**WHAT TO WORK ON:** Which lines below hold the word "推理判断题"? Copy all of them.

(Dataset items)
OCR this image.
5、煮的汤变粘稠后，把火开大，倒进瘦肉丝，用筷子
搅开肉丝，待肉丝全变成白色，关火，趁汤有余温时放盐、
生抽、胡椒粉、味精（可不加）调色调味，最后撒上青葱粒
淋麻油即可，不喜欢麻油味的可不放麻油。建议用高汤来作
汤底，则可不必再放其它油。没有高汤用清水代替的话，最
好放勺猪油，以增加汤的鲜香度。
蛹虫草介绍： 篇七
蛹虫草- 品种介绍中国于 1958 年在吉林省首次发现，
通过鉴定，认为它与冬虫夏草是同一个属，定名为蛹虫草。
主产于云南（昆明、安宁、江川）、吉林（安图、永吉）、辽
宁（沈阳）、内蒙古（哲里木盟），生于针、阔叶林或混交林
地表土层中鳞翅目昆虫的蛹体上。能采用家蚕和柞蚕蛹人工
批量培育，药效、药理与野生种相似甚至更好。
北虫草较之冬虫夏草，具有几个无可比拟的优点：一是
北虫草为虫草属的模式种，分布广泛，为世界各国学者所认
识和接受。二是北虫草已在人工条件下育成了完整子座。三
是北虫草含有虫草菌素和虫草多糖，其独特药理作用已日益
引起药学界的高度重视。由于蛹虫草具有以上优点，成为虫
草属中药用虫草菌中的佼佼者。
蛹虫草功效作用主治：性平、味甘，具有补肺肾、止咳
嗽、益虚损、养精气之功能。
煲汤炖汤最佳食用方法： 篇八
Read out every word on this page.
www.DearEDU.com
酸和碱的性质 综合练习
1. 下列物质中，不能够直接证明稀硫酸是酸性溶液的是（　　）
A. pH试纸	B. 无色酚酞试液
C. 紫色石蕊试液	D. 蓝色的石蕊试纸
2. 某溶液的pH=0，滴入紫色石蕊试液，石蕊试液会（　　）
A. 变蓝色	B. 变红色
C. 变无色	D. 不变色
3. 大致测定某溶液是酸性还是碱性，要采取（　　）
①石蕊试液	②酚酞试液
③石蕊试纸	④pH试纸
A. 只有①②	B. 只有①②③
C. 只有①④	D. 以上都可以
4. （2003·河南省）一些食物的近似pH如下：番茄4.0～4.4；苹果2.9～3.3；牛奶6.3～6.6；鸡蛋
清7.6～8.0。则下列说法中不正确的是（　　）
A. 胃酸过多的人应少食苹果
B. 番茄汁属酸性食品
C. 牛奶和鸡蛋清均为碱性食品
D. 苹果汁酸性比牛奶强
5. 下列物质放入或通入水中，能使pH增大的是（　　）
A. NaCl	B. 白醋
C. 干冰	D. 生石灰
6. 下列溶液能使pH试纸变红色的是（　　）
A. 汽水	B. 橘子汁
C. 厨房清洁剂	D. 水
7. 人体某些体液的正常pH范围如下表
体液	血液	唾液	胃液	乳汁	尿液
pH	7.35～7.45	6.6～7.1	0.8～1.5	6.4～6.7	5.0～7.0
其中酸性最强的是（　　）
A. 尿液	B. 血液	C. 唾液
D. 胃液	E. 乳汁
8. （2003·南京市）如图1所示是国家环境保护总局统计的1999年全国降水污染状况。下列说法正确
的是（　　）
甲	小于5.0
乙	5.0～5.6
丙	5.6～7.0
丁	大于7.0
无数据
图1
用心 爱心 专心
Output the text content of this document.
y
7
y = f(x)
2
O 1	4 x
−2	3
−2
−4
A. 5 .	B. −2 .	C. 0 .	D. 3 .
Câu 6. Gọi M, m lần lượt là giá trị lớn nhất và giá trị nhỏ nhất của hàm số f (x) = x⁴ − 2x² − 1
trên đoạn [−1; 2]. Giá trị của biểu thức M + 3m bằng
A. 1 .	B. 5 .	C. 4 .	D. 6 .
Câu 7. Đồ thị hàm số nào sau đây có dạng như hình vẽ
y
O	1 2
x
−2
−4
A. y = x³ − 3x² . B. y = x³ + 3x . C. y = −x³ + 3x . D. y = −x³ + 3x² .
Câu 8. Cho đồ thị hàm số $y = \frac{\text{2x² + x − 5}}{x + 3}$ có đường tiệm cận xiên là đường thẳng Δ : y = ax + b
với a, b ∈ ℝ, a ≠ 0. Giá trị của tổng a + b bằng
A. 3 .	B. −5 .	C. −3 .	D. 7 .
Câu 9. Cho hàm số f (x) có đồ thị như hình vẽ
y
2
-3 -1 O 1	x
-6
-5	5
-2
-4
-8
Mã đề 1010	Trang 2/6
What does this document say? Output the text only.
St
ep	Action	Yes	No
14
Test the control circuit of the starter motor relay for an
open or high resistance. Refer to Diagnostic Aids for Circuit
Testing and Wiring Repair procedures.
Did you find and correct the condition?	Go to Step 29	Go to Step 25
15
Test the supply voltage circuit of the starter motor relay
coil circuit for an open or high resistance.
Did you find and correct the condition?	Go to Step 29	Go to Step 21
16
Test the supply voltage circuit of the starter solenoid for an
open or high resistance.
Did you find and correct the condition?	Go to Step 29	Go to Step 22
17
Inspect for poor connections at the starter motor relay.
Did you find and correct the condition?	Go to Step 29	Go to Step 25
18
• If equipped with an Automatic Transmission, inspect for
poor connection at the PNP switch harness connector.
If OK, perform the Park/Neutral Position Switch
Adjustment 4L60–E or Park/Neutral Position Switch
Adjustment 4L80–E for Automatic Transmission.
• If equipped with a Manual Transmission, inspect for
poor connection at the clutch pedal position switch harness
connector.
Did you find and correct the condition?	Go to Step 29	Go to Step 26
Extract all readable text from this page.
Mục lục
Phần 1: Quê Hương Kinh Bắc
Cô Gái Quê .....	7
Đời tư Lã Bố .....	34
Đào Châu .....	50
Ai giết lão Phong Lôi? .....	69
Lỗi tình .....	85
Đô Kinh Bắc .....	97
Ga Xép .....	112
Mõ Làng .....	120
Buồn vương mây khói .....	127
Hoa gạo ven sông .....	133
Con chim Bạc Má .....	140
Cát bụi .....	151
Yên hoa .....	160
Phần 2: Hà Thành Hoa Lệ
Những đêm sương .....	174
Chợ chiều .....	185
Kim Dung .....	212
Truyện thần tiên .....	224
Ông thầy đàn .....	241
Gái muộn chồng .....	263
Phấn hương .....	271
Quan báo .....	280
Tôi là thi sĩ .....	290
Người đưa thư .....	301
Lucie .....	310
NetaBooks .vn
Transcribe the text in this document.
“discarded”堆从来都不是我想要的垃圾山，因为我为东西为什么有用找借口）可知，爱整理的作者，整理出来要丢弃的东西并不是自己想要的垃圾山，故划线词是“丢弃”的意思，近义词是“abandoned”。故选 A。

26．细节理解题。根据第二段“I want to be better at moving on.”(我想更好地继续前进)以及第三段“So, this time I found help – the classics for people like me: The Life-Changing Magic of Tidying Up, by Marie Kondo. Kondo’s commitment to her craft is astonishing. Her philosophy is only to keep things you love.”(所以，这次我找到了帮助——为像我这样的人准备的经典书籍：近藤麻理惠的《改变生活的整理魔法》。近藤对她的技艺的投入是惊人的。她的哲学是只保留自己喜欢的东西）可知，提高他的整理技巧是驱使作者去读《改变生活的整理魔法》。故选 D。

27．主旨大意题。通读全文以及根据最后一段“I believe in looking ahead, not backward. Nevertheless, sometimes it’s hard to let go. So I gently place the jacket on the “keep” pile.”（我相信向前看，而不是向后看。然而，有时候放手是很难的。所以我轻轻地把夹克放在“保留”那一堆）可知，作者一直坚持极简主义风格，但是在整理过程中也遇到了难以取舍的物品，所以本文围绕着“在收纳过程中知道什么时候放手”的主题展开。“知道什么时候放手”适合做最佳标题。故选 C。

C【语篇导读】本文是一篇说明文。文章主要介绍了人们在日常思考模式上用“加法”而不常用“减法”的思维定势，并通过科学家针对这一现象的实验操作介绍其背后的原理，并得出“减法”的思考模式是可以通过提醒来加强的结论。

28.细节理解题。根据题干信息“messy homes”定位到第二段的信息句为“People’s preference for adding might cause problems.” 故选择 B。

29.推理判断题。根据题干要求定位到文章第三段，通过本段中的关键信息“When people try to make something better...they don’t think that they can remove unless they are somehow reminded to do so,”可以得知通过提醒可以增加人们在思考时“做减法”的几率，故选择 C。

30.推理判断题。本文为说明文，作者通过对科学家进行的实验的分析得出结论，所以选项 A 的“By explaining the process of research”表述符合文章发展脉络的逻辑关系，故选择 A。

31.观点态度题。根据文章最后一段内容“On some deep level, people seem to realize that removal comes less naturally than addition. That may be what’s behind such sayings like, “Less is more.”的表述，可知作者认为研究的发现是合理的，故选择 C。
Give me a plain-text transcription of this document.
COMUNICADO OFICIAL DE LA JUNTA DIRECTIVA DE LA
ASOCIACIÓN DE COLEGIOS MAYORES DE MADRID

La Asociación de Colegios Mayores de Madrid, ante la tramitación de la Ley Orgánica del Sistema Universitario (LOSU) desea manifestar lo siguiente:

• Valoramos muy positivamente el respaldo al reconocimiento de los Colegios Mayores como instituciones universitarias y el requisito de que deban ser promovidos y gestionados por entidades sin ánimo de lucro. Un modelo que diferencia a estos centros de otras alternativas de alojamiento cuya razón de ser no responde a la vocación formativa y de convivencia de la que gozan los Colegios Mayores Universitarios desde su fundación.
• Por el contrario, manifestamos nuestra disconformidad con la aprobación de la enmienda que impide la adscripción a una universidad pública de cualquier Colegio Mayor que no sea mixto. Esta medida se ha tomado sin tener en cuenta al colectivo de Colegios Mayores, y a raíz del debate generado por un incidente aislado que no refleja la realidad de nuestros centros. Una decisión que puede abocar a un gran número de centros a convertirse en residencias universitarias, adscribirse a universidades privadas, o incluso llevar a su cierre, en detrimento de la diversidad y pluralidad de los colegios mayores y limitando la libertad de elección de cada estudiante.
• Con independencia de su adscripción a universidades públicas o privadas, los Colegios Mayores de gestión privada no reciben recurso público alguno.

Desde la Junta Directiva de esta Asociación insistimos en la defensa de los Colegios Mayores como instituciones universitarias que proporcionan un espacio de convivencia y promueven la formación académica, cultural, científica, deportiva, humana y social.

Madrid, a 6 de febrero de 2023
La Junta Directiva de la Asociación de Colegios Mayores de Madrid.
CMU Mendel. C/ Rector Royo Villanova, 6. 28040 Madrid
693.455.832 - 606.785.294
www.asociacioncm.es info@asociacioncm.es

**SOLVED PROBLEM:**
29.推理判断题。根据题干要求定位到文章第三段，通过本段中的关键信息“When people try to make something better...they don’t think that they can remove unless they are somehow reminded to do so,”可以得知通过提醒可以增加人们在思考时“做减法”的几率，故选择 C。
30.推理判断题。本文为说明文，作者通过对科学家进行的实验的分析得出结论，所以选项 A 的“By explaining the process of research”表述符合文章发展脉络的逻辑关系，故选择 A。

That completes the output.